### SET PROBLEM
Return the whole listing, keeping every character the same.

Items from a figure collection
++++++
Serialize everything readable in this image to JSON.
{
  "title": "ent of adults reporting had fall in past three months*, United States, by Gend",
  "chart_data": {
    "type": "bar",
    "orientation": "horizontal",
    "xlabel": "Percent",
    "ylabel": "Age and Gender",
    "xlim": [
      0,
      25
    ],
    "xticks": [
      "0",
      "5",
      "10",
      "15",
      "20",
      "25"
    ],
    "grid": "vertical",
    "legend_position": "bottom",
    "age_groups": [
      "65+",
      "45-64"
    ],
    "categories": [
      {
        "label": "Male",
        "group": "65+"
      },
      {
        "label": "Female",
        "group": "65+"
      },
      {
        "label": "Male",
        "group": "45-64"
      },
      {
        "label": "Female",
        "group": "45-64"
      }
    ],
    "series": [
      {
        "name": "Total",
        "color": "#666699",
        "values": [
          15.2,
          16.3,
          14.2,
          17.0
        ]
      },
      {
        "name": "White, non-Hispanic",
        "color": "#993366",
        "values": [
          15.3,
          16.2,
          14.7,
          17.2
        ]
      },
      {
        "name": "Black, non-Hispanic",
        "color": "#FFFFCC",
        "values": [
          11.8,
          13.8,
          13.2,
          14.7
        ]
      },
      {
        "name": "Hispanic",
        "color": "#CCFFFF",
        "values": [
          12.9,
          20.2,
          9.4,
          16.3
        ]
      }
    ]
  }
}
++++++
### ANSWER TO THIS PROBLEM
Serialize everything readable in this image to JSON.
{
  "title": "ent of adults reporting had fall in past three months*, United States, by Gend",
  "chart_data": {
    "type": "bar",
    "orientation": "horizontal",
    "xlabel": "Percent",
    "ylabel": "Age and Gender",
    "xlim": [
      0,
      25
    ],
    "xticks": [
      "0",
      "5",
      "10",
      "15",
      "20",
      "25"
    ],
    "grid": "vertical",
    "legend_position": "bottom",
    "age_groups": [
      "65+",
      "45-64"
    ],
    "categories": [
      {
        "label": "Male",
        "group": "65+"
      },
      {
        "label": "Female",
        "group": "65+"
      },
      {
        "label": "Male",
        "group": "45-64"
      },
      {
        "label": "Female",
        "group": "45-64"
      }
    ],
    "series": [
      {
        "name": "Total",
        "color": "#666699",
        "values": [
          15.2,
          16.3,
          14.2,
          17.0
        ]
      },
      {
        "name": "White, non-Hispanic",
        "color": "#993366",
        "values": [
          15.3,
          16.2,
          14.7,
          17.2
        ]
      },
      {
        "name": "Black, non-Hispanic",
        "color": "#FFFFCC",
        "values": [
          11.8,
          13.8,
          13.2,
          14.7
        ]
      },
      {
        "name": "Hispanic",
        "color": "#CCFFFF",
        "values": [
          12.9,
          20.2,
          9.4,
          16.3
        ]
      }
    ]
  }
}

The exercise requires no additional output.